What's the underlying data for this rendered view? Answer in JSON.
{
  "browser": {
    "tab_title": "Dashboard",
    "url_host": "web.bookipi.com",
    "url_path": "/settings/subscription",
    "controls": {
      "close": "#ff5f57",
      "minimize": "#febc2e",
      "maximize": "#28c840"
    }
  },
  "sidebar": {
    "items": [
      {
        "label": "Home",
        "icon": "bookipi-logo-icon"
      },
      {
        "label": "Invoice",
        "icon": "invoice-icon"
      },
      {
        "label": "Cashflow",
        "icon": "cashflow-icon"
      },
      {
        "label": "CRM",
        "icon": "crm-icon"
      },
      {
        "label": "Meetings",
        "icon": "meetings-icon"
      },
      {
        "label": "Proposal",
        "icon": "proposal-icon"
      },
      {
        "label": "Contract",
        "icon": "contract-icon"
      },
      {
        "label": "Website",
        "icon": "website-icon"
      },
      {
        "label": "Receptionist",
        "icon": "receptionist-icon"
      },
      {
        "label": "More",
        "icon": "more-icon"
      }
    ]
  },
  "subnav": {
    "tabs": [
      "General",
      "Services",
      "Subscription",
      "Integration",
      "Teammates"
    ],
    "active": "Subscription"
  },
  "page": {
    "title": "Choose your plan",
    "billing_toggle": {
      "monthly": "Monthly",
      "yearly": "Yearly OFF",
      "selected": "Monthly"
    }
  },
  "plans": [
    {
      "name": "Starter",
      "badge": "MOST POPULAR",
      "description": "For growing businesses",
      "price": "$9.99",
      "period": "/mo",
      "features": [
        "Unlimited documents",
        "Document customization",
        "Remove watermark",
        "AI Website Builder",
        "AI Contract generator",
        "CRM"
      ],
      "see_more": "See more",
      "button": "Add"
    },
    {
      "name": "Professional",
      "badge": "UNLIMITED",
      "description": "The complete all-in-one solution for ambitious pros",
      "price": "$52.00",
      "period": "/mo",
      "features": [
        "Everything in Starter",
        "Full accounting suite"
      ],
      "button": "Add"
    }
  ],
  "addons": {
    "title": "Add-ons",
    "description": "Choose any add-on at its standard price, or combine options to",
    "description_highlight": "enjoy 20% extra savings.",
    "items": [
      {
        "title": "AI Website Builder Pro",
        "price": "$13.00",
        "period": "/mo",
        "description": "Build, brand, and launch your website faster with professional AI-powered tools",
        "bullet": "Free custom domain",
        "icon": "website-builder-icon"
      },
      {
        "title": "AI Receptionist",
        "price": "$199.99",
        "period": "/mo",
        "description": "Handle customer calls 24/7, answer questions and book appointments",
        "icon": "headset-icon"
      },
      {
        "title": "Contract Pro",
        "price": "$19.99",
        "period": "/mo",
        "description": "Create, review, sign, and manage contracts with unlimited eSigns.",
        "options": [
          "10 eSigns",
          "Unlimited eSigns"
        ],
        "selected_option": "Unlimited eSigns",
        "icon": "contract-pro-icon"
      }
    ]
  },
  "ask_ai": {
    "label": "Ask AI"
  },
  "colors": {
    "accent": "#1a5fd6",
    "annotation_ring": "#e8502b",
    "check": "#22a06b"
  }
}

- - - -

**Set problem:** Select the lines from the entries that include the word "bookipi".

**Exercise response:**
    "url_host": "web.bookipi.com",
        "icon": "bookipi-logo-icon"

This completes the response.